(AIM): Write out the data below in full. Keep it exact.

(Recorded data):
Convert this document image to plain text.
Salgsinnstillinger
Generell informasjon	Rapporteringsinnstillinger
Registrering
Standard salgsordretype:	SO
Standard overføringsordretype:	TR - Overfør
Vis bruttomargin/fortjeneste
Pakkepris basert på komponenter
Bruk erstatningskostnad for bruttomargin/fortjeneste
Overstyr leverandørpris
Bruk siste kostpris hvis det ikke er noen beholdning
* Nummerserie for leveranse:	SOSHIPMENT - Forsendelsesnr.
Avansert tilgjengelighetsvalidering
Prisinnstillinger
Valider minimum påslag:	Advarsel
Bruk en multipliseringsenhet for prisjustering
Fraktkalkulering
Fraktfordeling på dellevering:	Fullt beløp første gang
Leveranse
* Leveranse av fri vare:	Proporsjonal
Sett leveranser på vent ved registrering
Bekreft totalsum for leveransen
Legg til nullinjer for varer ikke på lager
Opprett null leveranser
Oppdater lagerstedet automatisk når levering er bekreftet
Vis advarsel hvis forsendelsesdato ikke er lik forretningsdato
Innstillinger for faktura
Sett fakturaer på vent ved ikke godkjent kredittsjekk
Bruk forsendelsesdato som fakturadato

(SOLVED PROBLEM):
Convert this document image to plain text.
Salgsinnstillinger
Generell informasjon	Rapporteringsinnstillinger
Registrering
Standard salgsordretype:	SO
Standard overføringsordretype:	TR - Overfør
Vis bruttomargin/fortjeneste
Pakkepris basert på komponenter
Bruk erstatningskostnad for bruttomargin/fortjeneste
Overstyr leverandørpris
Bruk siste kostpris hvis det ikke er noen beholdning
* Nummerserie for leveranse:	SOSHIPMENT - Forsendelsesnr.
Avansert tilgjengelighetsvalidering
Prisinnstillinger
Valider minimum påslag:	Advarsel
Bruk en multipliseringsenhet for prisjustering
Fraktkalkulering
Fraktfordeling på dellevering:	Fullt beløp første gang
Leveranse
* Leveranse av fri vare:	Proporsjonal
Sett leveranser på vent ved registrering
Bekreft totalsum for leveransen
Legg til nullinjer for varer ikke på lager
Opprett null leveranser
Oppdater lagerstedet automatisk når levering er bekreftet
Vis advarsel hvis forsendelsesdato ikke er lik forretningsdato
Innstillinger for faktura
Sett fakturaer på vent ved ikke godkjent kredittsjekk
Bruk forsendelsesdato som fakturadato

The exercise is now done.